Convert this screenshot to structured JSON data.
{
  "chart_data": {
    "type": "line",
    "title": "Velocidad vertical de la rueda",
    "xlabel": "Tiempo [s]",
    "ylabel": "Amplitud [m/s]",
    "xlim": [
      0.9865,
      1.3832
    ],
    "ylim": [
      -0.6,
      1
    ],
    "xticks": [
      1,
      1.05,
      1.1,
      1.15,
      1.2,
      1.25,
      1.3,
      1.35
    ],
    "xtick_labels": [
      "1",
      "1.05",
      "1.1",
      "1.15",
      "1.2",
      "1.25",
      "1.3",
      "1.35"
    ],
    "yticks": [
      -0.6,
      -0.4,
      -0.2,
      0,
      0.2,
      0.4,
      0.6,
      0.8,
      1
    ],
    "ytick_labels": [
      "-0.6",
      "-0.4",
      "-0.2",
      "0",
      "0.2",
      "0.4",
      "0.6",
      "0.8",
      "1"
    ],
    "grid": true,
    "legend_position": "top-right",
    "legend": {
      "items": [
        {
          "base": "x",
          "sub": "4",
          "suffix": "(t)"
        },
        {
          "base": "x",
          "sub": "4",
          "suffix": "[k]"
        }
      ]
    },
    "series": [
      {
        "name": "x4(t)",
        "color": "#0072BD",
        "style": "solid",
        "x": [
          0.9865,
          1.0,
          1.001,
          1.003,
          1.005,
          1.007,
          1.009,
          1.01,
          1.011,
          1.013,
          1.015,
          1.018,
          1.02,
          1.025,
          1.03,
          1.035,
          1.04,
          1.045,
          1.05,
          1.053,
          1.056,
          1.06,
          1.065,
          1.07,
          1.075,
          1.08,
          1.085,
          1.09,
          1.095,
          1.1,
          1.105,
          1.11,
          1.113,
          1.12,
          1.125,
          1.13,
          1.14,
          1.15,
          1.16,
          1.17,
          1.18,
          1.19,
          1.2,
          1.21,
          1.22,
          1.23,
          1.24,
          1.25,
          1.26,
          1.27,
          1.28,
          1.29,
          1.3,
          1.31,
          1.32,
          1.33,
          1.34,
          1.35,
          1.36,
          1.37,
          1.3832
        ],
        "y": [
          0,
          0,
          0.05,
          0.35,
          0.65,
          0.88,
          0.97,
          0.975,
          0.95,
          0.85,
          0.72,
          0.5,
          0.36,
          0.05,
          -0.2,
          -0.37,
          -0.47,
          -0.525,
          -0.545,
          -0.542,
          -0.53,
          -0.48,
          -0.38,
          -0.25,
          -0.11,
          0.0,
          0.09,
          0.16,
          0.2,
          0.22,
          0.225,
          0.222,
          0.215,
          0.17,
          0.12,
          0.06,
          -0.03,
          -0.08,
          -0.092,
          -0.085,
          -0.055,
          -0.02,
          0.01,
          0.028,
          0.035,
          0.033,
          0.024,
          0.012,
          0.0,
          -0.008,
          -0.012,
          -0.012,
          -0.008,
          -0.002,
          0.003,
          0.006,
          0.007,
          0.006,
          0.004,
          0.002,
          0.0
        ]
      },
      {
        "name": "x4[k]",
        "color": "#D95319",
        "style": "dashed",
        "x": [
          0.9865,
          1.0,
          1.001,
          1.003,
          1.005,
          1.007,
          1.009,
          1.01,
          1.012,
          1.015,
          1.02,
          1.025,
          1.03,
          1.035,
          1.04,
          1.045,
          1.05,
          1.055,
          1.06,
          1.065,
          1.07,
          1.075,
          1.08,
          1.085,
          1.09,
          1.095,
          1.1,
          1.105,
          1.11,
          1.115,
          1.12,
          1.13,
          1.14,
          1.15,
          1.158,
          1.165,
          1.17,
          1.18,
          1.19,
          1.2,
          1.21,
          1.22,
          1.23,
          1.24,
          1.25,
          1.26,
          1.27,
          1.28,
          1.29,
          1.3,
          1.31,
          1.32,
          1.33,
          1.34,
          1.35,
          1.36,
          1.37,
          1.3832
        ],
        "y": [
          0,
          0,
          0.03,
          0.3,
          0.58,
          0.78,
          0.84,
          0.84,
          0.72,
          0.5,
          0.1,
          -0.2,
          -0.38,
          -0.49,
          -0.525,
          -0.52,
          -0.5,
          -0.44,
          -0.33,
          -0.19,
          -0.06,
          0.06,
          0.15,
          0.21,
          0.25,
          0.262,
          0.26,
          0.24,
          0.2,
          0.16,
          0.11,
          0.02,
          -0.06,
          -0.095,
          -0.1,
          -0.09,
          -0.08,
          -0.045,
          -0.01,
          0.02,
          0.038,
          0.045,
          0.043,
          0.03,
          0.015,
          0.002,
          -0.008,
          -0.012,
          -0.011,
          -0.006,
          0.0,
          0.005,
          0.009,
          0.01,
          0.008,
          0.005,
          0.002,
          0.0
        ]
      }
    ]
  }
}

Stated goal -
Nothing should be left out: repeat all of the data exactly.

Complete output -
Convert this screenshot to structured JSON data.
{
  "chart_data": {
    "type": "line",
    "title": "Velocidad vertical de la rueda",
    "xlabel": "Tiempo [s]",
    "ylabel": "Amplitud [m/s]",
    "xlim": [
      0.9865,
      1.3832
    ],
    "ylim": [
      -0.6,
      1
    ],
    "xticks": [
      1,
      1.05,
      1.1,
      1.15,
      1.2,
      1.25,
      1.3,
      1.35
    ],
    "xtick_labels": [
      "1",
      "1.05",
      "1.1",
      "1.15",
      "1.2",
      "1.25",
      "1.3",
      "1.35"
    ],
    "yticks": [
      -0.6,
      -0.4,
      -0.2,
      0,
      0.2,
      0.4,
      0.6,
      0.8,
      1
    ],
    "ytick_labels": [
      "-0.6",
      "-0.4",
      "-0.2",
      "0",
      "0.2",
      "0.4",
      "0.6",
      "0.8",
      "1"
    ],
    "grid": true,
    "legend_position": "top-right",
    "legend": {
      "items": [
        {
          "base": "x",
          "sub": "4",
          "suffix": "(t)"
        },
        {
          "base": "x",
          "sub": "4",
          "suffix": "[k]"
        }
      ]
    },
    "series": [
      {
        "name": "x4(t)",
        "color": "#0072BD",
        "style": "solid",
        "x": [
          0.9865,
          1.0,
          1.001,
          1.003,
          1.005,
          1.007,
          1.009,
          1.01,
          1.011,
          1.013,
          1.015,
          1.018,
          1.02,
          1.025,
          1.03,
          1.035,
          1.04,
          1.045,
          1.05,
          1.053,
          1.056,
          1.06,
          1.065,
          1.07,
          1.075,
          1.08,
          1.085,
          1.09,
          1.095,
          1.1,
          1.105,
          1.11,
          1.113,
          1.12,
          1.125,
          1.13,
          1.14,
          1.15,
          1.16,
          1.17,
          1.18,
          1.19,
          1.2,
          1.21,
          1.22,
          1.23,
          1.24,
          1.25,
          1.26,
          1.27,
          1.28,
          1.29,
          1.3,
          1.31,
          1.32,
          1.33,
          1.34,
          1.35,
          1.36,
          1.37,
          1.3832
        ],
        "y": [
          0,
          0,
          0.05,
          0.35,
          0.65,
          0.88,
          0.97,
          0.975,
          0.95,
          0.85,
          0.72,
          0.5,
          0.36,
          0.05,
          -0.2,
          -0.37,
          -0.47,
          -0.525,
          -0.545,
          -0.542,
          -0.53,
          -0.48,
          -0.38,
          -0.25,
          -0.11,
          0.0,
          0.09,
          0.16,
          0.2,
          0.22,
          0.225,
          0.222,
          0.215,
          0.17,
          0.12,
          0.06,
          -0.03,
          -0.08,
          -0.092,
          -0.085,
          -0.055,
          -0.02,
          0.01,
          0.028,
          0.035,
          0.033,
          0.024,
          0.012,
          0.0,
          -0.008,
          -0.012,
          -0.012,
          -0.008,
          -0.002,
          0.003,
          0.006,
          0.007,
          0.006,
          0.004,
          0.002,
          0.0
        ]
      },
      {
        "name": "x4[k]",
        "color": "#D95319",
        "style": "dashed",
        "x": [
          0.9865,
          1.0,
          1.001,
          1.003,
          1.005,
          1.007,
          1.009,
          1.01,
          1.012,
          1.015,
          1.02,
          1.025,
          1.03,
          1.035,
          1.04,
          1.045,
          1.05,
          1.055,
          1.06,
          1.065,
          1.07,
          1.075,
          1.08,
          1.085,
          1.09,
          1.095,
          1.1,
          1.105,
          1.11,
          1.115,
          1.12,
          1.13,
          1.14,
          1.15,
          1.158,
          1.165,
          1.17,
          1.18,
          1.19,
          1.2,
          1.21,
          1.22,
          1.23,
          1.24,
          1.25,
          1.26,
          1.27,
          1.28,
          1.29,
          1.3,
          1.31,
          1.32,
          1.33,
          1.34,
          1.35,
          1.36,
          1.37,
          1.3832
        ],
        "y": [
          0,
          0,
          0.03,
          0.3,
          0.58,
          0.78,
          0.84,
          0.84,
          0.72,
          0.5,
          0.1,
          -0.2,
          -0.38,
          -0.49,
          -0.525,
          -0.52,
          -0.5,
          -0.44,
          -0.33,
          -0.19,
          -0.06,
          0.06,
          0.15,
          0.21,
          0.25,
          0.262,
          0.26,
          0.24,
          0.2,
          0.16,
          0.11,
          0.02,
          -0.06,
          -0.095,
          -0.1,
          -0.09,
          -0.08,
          -0.045,
          -0.01,
          0.02,
          0.038,
          0.045,
          0.043,
          0.03,
          0.015,
          0.002,
          -0.008,
          -0.012,
          -0.011,
          -0.006,
          0.0,
          0.005,
          0.009,
          0.01,
          0.008,
          0.005,
          0.002,
          0.0
        ]
      }
    ]
  }
}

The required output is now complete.